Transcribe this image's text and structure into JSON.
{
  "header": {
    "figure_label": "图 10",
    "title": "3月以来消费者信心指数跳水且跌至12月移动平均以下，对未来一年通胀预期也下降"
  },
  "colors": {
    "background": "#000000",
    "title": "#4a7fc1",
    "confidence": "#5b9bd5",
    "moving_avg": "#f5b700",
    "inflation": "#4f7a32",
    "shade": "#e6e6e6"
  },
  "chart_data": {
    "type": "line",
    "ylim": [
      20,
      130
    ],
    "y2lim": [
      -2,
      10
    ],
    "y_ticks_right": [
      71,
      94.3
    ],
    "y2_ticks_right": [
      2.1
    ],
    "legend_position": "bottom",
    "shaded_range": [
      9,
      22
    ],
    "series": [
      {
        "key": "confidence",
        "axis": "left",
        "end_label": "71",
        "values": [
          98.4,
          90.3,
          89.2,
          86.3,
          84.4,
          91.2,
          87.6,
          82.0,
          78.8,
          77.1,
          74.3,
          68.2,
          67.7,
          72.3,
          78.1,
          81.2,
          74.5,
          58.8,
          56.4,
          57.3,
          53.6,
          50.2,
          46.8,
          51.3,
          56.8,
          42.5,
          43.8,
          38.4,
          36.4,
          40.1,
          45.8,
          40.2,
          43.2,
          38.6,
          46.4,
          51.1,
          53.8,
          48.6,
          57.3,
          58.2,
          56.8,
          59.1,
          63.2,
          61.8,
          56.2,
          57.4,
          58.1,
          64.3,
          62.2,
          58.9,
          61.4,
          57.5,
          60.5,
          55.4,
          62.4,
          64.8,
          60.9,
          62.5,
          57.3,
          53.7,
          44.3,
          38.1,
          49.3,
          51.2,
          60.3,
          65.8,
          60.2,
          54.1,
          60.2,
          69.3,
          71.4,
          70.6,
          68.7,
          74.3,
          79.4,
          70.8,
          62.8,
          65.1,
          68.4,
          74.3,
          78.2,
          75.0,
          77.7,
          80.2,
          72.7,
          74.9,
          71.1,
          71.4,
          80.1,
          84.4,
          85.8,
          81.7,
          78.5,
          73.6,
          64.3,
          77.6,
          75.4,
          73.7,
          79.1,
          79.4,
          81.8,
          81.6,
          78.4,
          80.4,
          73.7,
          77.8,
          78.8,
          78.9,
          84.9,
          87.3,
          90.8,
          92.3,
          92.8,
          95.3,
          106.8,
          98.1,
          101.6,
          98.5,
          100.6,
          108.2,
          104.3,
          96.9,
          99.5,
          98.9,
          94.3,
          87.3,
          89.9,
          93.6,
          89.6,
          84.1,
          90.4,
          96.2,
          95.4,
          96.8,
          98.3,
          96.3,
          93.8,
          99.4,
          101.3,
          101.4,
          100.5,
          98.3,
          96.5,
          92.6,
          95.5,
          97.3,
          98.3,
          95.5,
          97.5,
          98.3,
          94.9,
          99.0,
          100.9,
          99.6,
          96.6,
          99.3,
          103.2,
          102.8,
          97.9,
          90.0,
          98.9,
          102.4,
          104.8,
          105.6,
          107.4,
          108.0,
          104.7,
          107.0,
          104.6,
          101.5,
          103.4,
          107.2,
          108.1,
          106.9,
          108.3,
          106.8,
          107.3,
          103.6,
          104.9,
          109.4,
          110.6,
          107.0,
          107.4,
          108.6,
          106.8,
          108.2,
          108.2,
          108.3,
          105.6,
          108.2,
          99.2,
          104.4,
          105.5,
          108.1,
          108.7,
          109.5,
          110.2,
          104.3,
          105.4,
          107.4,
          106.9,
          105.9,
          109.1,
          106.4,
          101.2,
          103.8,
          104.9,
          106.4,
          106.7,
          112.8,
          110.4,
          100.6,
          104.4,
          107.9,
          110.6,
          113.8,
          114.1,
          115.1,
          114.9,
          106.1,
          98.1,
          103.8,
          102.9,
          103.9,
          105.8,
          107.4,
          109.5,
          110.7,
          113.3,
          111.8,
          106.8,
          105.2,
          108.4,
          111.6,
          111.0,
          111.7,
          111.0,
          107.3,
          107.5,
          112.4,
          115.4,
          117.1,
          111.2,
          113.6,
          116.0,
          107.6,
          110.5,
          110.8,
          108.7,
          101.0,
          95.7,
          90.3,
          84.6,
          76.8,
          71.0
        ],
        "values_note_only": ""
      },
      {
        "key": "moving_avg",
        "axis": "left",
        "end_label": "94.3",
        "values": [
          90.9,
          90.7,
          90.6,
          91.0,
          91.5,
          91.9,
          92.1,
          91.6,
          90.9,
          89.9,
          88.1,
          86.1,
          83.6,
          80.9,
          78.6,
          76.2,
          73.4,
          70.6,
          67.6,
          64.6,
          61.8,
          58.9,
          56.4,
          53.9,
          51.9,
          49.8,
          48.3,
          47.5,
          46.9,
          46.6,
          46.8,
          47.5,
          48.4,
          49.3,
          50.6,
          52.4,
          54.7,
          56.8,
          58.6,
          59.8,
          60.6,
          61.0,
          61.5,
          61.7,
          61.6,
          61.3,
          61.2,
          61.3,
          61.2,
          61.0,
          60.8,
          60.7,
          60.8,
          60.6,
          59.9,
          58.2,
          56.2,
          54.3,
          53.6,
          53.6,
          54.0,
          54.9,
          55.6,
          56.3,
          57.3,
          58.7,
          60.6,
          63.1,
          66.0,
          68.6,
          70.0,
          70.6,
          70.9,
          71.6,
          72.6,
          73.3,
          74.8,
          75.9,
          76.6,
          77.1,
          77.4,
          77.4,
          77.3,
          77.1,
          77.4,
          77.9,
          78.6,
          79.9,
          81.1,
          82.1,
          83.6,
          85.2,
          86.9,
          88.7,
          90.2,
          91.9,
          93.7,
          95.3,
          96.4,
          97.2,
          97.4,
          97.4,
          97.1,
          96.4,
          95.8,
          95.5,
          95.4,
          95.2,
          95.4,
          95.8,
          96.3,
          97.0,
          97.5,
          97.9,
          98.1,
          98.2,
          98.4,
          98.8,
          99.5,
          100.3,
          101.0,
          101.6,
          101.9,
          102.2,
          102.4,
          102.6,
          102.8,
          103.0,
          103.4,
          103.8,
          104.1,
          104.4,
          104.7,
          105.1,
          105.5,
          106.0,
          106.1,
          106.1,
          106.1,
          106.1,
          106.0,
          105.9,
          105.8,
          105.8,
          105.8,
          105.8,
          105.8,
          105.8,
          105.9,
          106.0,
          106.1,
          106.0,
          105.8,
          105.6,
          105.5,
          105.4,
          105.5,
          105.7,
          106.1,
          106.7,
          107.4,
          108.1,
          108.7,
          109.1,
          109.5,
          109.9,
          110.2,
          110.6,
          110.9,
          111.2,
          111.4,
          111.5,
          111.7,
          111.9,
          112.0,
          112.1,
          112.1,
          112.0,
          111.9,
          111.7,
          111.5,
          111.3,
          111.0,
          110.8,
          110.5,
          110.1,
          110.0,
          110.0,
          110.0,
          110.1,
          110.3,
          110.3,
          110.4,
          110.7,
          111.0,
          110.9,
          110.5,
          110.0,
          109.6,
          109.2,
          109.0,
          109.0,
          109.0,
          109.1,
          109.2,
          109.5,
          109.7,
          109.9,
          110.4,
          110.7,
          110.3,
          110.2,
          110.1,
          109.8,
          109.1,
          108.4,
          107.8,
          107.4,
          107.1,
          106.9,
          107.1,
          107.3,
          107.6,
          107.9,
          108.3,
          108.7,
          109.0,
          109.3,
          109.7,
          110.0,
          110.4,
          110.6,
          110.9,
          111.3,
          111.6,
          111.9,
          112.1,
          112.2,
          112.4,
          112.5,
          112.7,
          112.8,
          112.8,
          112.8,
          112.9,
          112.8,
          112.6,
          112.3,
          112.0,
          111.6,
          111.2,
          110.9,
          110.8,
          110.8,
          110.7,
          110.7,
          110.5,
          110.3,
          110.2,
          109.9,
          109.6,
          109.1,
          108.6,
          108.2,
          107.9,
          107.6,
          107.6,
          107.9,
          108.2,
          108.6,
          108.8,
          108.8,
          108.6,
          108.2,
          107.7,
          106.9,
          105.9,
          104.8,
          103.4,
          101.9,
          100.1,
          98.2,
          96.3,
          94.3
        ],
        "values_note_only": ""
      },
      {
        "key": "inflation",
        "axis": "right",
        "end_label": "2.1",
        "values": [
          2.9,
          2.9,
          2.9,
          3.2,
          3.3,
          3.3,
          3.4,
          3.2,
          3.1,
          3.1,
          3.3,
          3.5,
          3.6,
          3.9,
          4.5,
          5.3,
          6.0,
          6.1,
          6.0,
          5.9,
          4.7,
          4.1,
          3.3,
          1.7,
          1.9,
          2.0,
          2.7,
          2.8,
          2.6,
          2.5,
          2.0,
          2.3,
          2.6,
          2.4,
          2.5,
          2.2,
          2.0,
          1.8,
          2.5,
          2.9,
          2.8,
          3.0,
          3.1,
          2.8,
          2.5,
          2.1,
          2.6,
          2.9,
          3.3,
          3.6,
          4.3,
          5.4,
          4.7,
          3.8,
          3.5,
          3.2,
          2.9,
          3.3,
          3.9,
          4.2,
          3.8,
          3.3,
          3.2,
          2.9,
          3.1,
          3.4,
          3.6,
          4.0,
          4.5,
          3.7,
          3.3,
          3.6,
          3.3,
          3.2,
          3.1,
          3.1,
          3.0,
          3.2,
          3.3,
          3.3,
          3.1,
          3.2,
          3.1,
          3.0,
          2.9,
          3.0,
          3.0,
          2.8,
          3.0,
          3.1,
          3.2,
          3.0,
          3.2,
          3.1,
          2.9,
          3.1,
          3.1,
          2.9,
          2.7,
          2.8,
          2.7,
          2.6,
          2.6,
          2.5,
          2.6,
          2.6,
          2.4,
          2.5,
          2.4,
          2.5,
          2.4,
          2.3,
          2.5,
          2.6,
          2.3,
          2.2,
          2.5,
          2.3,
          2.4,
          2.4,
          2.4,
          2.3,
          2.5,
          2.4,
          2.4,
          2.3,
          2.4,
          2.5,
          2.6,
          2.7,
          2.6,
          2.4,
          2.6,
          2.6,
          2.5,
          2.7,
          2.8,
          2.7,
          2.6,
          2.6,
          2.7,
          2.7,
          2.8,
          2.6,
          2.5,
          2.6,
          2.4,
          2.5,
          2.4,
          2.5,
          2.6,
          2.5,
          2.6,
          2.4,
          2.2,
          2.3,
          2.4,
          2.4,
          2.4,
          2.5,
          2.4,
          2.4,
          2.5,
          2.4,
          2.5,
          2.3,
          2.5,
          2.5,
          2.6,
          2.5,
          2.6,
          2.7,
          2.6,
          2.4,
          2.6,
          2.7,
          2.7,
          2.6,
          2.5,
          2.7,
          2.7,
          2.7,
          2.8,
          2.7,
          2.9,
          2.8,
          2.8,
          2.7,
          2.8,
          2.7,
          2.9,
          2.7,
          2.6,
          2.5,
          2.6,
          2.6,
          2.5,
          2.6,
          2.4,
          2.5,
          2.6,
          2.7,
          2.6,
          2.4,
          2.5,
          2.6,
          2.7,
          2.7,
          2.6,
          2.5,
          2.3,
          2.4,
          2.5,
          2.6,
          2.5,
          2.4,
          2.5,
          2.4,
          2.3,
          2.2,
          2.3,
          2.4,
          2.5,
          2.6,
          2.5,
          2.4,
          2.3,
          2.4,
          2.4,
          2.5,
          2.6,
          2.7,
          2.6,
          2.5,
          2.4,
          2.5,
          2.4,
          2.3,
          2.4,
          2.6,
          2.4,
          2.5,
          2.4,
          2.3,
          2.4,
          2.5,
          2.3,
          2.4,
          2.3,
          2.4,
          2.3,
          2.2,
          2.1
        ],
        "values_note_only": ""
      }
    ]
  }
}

★ ★ ★ ★

AIM »
Tally up the lines in the records containing the word "title", then give the count and nothing else.

EXERCISE RESULT »
2